Responsibilities
- Build and maintain distributed systems handling petabyte to exabyte-scale data, supporting web crawling, preprocessing, classification, and multimodal pipelines across CPU and GPU environments.
- Design high-throughput search and retrieval systems capable of processing trillions of documents using vector, hybrid, and semantic methods, integrated with large language models for accurate, real-time knowledge extraction.
- Create robust inference serving platforms with load balancing, auto-scaling, key-value caching, batching, fault tolerance, monitoring via Prometheus and Grafana, CI/CD pipelines using Buildkite and ArgoCD, and performance benchmarking to ensure consistent uptime and low latency.
- Improve low-level system performance through optimization of CUDA kernels including GeMM and attention mechanisms, development of Triton and CUTLASS extensions, and techniques like quantization, distillation, and speculative decoding, alongside co-design of models and hardware for future architectures.

# # # #

__Exercise__
Answer these from the responsibilities list:
1. What range of data scale must the distributed systems handle?
2. Which tools are named for monitoring the inference serving platforms?
3. Which two CUDA kernels are given as optimization targets?

__Material__
# # # #

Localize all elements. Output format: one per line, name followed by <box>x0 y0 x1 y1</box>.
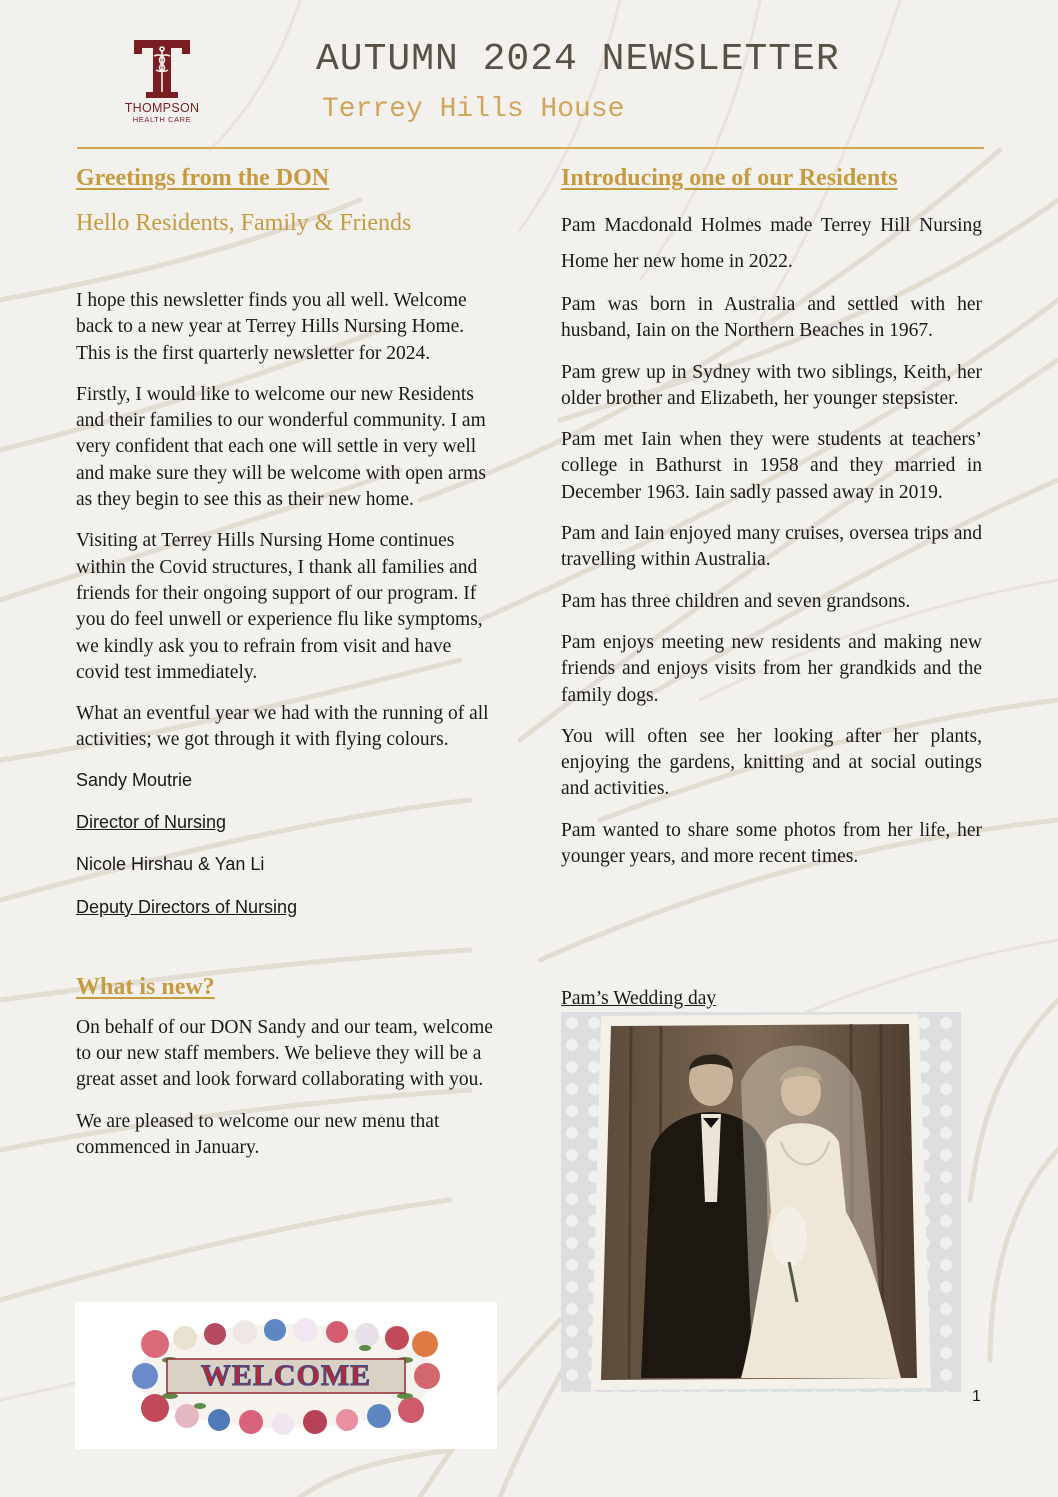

# # # #

__Final result__
1. Petabyte to exabyte scale
2. Prometheus and Grafana
3. GeMM and attention mechanisms